In the entries below, find every line holding the string "have" and collect it.

╭──

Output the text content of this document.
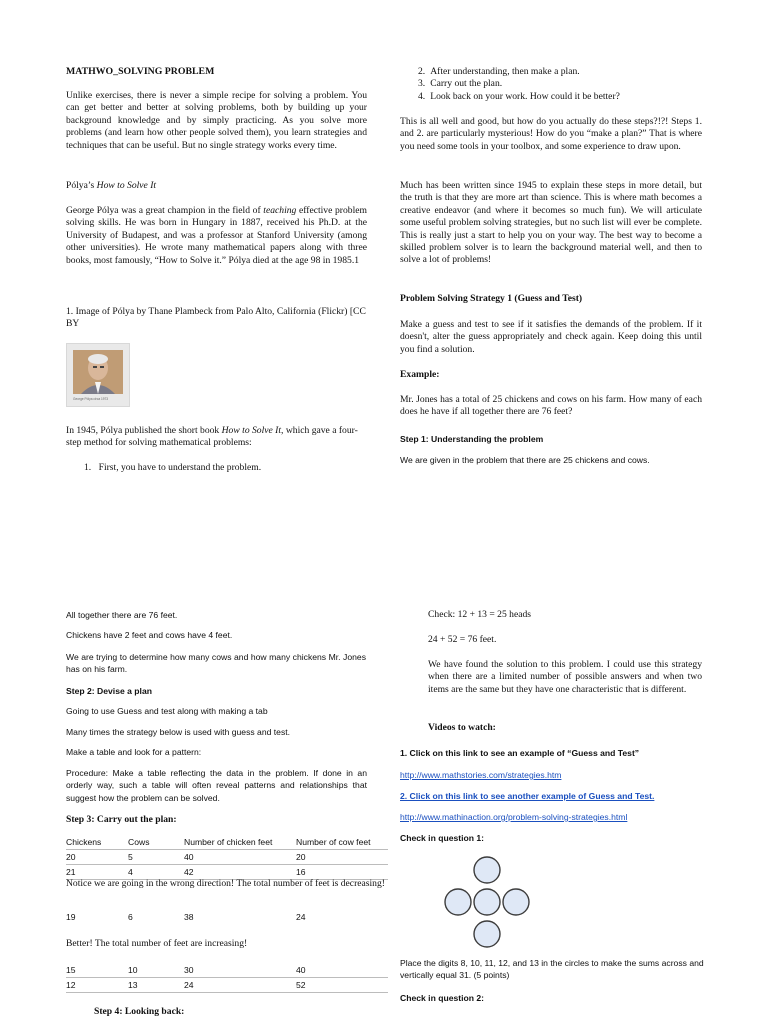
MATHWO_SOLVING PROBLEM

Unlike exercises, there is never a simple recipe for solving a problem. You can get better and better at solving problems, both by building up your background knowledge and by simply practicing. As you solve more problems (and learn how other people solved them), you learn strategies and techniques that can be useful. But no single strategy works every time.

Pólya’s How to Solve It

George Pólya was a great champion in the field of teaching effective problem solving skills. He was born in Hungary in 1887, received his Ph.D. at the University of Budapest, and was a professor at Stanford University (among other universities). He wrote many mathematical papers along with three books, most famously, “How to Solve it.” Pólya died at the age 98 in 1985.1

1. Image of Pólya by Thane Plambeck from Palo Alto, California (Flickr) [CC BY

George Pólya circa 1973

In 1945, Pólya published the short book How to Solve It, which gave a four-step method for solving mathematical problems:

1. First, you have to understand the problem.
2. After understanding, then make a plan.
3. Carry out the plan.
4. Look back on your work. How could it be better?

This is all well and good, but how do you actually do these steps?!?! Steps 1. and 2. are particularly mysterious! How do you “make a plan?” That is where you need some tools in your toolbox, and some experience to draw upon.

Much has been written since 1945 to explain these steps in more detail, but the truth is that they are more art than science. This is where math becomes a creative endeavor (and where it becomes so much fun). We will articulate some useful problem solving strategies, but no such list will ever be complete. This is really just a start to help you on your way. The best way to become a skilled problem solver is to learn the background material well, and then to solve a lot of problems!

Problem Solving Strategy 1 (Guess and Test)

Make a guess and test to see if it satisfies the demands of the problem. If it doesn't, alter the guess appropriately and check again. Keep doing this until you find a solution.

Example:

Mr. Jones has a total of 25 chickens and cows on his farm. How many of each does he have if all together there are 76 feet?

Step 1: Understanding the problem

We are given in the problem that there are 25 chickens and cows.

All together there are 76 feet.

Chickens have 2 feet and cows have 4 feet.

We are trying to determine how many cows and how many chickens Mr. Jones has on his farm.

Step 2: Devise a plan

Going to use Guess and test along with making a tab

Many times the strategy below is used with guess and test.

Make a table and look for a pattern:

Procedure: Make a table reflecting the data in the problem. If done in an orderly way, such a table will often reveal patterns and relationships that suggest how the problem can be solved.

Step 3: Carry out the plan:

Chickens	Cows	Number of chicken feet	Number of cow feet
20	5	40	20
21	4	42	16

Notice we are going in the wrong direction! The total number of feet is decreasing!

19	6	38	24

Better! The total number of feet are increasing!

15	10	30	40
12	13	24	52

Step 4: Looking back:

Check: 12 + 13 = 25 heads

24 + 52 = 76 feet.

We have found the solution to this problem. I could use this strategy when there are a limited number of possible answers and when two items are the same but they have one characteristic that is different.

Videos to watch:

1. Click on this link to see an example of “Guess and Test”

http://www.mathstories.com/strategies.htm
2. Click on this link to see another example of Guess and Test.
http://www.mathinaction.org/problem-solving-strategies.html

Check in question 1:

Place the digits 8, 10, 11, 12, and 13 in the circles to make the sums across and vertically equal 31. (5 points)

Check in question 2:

╰──

__Output__
1. First, you have to understand the problem.
Mr. Jones has a total of 25 chickens and cows on his farm. How many of each does he have if all together there are 76 feet?
Chickens have 2 feet and cows have 4 feet.
We have found the solution to this problem. I could use this strategy when there are a limited number of possible answers and when two items are the same but they have one characteristic that is different.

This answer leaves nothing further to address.